*JOB:*
Restate each entry word for word, leaving nothing out.

Data excerpts:
Begin

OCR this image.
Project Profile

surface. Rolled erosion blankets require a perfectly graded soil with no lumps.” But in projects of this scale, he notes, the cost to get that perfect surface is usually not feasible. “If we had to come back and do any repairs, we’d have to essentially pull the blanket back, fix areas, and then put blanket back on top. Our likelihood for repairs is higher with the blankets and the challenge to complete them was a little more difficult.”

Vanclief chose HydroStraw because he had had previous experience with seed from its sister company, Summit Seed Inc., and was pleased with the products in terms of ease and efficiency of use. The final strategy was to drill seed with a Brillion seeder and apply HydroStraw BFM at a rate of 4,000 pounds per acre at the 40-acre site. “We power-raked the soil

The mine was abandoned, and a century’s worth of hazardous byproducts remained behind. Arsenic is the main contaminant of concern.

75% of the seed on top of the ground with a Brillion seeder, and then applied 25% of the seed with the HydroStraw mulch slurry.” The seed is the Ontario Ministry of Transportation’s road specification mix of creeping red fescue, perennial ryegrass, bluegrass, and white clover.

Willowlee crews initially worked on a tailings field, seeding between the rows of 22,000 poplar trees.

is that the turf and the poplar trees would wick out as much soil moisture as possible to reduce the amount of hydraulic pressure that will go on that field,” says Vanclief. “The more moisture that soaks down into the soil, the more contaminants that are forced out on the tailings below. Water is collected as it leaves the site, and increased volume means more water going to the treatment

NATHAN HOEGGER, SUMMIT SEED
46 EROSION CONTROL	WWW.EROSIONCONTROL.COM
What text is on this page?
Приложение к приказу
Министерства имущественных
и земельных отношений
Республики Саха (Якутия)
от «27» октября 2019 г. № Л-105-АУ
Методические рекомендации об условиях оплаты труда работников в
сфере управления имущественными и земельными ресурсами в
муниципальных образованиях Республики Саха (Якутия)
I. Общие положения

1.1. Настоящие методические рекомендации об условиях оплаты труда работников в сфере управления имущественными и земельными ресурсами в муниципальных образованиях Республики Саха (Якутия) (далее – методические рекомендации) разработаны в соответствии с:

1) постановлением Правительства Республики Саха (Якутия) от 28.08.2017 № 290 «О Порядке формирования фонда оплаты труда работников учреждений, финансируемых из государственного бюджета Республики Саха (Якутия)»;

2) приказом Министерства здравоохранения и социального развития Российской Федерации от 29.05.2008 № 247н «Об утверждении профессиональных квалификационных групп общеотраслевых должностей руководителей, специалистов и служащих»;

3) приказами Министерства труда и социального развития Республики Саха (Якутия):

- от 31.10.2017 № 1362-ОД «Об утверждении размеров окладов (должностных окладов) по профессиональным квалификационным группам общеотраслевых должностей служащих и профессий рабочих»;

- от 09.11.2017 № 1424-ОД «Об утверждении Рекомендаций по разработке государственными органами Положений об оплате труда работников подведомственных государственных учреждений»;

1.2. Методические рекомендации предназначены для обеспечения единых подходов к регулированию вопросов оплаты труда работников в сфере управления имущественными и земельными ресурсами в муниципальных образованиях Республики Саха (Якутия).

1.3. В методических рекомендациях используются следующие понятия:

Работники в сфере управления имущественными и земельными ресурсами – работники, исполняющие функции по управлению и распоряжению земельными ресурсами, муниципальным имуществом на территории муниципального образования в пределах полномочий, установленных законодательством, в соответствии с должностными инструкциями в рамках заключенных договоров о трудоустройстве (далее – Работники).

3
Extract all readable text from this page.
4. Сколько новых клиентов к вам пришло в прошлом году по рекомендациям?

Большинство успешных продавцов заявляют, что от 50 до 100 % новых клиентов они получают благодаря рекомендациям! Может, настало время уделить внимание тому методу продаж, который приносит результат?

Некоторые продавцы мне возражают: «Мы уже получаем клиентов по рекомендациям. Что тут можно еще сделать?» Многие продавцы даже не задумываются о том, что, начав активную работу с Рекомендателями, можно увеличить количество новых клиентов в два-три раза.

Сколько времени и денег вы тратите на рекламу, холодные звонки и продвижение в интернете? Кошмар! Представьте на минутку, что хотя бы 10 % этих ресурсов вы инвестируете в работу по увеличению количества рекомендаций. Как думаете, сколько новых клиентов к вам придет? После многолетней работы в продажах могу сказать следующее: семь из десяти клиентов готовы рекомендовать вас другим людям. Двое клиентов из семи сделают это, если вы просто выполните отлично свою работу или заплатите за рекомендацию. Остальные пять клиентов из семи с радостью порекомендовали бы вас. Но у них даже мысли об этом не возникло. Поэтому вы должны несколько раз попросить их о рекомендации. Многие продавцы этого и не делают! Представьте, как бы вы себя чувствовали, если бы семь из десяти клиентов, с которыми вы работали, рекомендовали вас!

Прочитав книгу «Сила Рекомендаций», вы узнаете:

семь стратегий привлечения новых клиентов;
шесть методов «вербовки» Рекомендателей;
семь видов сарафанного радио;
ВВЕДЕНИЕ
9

End

*RESPONSE:*
OCR this image.
Project Profile

surface. Rolled erosion blankets require a perfectly graded soil with no lumps.” But in projects of this scale, he notes, the cost to get that perfect surface is usually not feasible. “If we had to come back and do any repairs, we’d have to essentially pull the blanket back, fix areas, and then put blanket back on top. Our likelihood for repairs is higher with the blankets and the challenge to complete them was a little more difficult.”

Vanclief chose HydroStraw because he had had previous experience with seed from its sister company, Summit Seed Inc., and was pleased with the products in terms of ease and efficiency of use. The final strategy was to drill seed with a Brillion seeder and apply HydroStraw BFM at a rate of 4,000 pounds per acre at the 40-acre site. “We power-raked the soil

The mine was abandoned, and a century’s worth of hazardous byproducts remained behind. Arsenic is the main contaminant of concern.

75% of the seed on top of the ground with a Brillion seeder, and then applied 25% of the seed with the HydroStraw mulch slurry.” The seed is the Ontario Ministry of Transportation’s road specification mix of creeping red fescue, perennial ryegrass, bluegrass, and white clover.

Willowlee crews initially worked on a tailings field, seeding between the rows of 22,000 poplar trees.

is that the turf and the poplar trees would wick out as much soil moisture as possible to reduce the amount of hydraulic pressure that will go on that field,” says Vanclief. “The more moisture that soaks down into the soil, the more contaminants that are forced out on the tailings below. Water is collected as it leaves the site, and increased volume means more water going to the treatment

NATHAN HOEGGER, SUMMIT SEED
46 EROSION CONTROL	WWW.EROSIONCONTROL.COM
What text is on this page?
Приложение к приказу
Министерства имущественных
и земельных отношений
Республики Саха (Якутия)
от «27» октября 2019 г. № Л-105-АУ
Методические рекомендации об условиях оплаты труда работников в
сфере управления имущественными и земельными ресурсами в
муниципальных образованиях Республики Саха (Якутия)
I. Общие положения

1.1. Настоящие методические рекомендации об условиях оплаты труда работников в сфере управления имущественными и земельными ресурсами в муниципальных образованиях Республики Саха (Якутия) (далее – методические рекомендации) разработаны в соответствии с:

1) постановлением Правительства Республики Саха (Якутия) от 28.08.2017 № 290 «О Порядке формирования фонда оплаты труда работников учреждений, финансируемых из государственного бюджета Республики Саха (Якутия)»;

2) приказом Министерства здравоохранения и социального развития Российской Федерации от 29.05.2008 № 247н «Об утверждении профессиональных квалификационных групп общеотраслевых должностей руководителей, специалистов и служащих»;

3) приказами Министерства труда и социального развития Республики Саха (Якутия):

- от 31.10.2017 № 1362-ОД «Об утверждении размеров окладов (должностных окладов) по профессиональным квалификационным группам общеотраслевых должностей служащих и профессий рабочих»;

- от 09.11.2017 № 1424-ОД «Об утверждении Рекомендаций по разработке государственными органами Положений об оплате труда работников подведомственных государственных учреждений»;

1.2. Методические рекомендации предназначены для обеспечения единых подходов к регулированию вопросов оплаты труда работников в сфере управления имущественными и земельными ресурсами в муниципальных образованиях Республики Саха (Якутия).

1.3. В методических рекомендациях используются следующие понятия:

Работники в сфере управления имущественными и земельными ресурсами – работники, исполняющие функции по управлению и распоряжению земельными ресурсами, муниципальным имуществом на территории муниципального образования в пределах полномочий, установленных законодательством, в соответствии с должностными инструкциями в рамках заключенных договоров о трудоустройстве (далее – Работники).

3
Extract all readable text from this page.
4. Сколько новых клиентов к вам пришло в прошлом году по рекомендациям?

Большинство успешных продавцов заявляют, что от 50 до 100 % новых клиентов они получают благодаря рекомендациям! Может, настало время уделить внимание тому методу продаж, который приносит результат?

Некоторые продавцы мне возражают: «Мы уже получаем клиентов по рекомендациям. Что тут можно еще сделать?» Многие продавцы даже не задумываются о том, что, начав активную работу с Рекомендателями, можно увеличить количество новых клиентов в два-три раза.

Сколько времени и денег вы тратите на рекламу, холодные звонки и продвижение в интернете? Кошмар! Представьте на минутку, что хотя бы 10 % этих ресурсов вы инвестируете в работу по увеличению количества рекомендаций. Как думаете, сколько новых клиентов к вам придет? После многолетней работы в продажах могу сказать следующее: семь из десяти клиентов готовы рекомендовать вас другим людям. Двое клиентов из семи сделают это, если вы просто выполните отлично свою работу или заплатите за рекомендацию. Остальные пять клиентов из семи с радостью порекомендовали бы вас. Но у них даже мысли об этом не возникло. Поэтому вы должны несколько раз попросить их о рекомендации. Многие продавцы этого и не делают! Представьте, как бы вы себя чувствовали, если бы семь из десяти клиентов, с которыми вы работали, рекомендовали вас!

Прочитав книгу «Сила Рекомендаций», вы узнаете:

семь стратегий привлечения новых клиентов;
шесть методов «вербовки» Рекомендателей;
семь видов сарафанного радио;
ВВЕДЕНИЕ
9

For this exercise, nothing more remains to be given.